» Task brief:
Report the total number of lines that include the string "this", without any other text.

» Records:
-------------------------

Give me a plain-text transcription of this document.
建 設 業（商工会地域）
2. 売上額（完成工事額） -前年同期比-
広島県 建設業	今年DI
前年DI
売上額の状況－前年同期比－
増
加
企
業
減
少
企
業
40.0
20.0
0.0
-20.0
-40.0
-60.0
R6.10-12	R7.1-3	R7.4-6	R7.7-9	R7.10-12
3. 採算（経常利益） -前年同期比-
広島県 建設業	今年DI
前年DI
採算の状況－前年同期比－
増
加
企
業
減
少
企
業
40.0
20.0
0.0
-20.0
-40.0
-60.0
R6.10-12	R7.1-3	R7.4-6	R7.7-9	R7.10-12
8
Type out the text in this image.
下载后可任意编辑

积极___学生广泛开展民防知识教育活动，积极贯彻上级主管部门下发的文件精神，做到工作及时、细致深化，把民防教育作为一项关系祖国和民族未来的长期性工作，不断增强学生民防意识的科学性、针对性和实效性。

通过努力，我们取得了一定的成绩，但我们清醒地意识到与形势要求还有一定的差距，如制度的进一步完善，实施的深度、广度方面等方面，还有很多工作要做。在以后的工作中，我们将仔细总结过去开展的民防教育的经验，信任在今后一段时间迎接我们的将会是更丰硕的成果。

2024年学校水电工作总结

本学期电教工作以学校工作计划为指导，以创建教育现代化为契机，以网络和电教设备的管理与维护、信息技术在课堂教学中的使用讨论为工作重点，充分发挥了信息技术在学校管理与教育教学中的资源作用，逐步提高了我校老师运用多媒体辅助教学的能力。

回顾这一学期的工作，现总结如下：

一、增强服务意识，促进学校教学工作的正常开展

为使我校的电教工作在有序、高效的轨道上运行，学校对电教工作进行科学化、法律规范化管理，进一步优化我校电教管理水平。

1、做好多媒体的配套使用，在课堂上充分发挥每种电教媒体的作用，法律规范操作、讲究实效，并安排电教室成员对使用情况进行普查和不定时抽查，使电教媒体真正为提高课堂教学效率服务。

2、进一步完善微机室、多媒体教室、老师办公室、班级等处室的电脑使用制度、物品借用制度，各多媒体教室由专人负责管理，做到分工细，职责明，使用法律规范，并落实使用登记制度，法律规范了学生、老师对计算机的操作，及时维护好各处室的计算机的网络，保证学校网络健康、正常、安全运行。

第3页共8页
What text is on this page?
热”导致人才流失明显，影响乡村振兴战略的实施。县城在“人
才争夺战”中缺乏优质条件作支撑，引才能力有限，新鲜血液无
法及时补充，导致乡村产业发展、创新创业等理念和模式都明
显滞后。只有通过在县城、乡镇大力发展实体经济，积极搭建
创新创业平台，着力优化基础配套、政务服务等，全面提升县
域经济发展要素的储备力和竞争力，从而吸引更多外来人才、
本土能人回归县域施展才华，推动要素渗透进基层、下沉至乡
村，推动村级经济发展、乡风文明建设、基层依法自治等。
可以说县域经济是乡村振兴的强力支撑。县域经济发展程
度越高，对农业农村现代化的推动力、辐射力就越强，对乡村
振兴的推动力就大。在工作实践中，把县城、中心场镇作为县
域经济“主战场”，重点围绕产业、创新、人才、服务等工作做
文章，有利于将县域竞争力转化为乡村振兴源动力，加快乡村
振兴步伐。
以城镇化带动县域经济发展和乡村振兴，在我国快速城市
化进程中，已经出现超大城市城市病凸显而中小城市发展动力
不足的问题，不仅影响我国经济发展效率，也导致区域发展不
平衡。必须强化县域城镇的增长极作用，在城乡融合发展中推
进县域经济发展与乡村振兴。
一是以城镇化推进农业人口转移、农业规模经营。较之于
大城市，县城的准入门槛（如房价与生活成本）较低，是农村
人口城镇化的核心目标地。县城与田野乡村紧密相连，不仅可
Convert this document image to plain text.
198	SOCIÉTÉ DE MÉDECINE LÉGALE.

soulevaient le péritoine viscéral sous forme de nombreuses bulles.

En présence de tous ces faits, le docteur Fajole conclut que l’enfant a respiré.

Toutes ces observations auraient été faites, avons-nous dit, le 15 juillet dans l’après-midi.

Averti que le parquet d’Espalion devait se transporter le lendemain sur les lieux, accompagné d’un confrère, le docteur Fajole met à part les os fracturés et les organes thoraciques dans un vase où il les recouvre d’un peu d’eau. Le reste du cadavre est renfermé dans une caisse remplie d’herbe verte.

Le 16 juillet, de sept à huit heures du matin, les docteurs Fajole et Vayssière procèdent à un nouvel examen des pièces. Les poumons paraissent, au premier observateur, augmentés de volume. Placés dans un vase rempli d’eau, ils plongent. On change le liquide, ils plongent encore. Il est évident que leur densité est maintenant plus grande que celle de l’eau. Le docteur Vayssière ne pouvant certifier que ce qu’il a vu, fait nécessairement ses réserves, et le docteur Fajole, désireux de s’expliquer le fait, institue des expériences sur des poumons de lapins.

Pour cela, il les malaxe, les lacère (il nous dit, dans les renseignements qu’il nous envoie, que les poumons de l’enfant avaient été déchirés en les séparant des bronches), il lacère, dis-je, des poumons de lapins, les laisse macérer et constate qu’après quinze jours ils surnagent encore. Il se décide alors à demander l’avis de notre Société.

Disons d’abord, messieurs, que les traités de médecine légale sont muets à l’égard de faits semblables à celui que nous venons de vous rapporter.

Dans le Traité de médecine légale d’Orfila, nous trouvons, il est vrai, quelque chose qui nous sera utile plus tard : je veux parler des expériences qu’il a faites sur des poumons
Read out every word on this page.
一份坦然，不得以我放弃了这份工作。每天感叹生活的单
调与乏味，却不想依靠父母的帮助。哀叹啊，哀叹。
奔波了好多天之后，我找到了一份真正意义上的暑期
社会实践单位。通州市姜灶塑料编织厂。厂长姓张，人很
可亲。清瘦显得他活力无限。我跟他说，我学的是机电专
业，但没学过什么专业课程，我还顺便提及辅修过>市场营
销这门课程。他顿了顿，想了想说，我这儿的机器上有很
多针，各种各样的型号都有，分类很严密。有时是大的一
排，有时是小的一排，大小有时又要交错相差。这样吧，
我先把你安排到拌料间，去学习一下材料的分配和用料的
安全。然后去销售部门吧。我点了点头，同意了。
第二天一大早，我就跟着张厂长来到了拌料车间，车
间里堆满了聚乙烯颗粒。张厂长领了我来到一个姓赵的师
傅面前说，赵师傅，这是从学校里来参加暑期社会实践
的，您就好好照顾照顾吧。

-------------------------

» Right answer:
5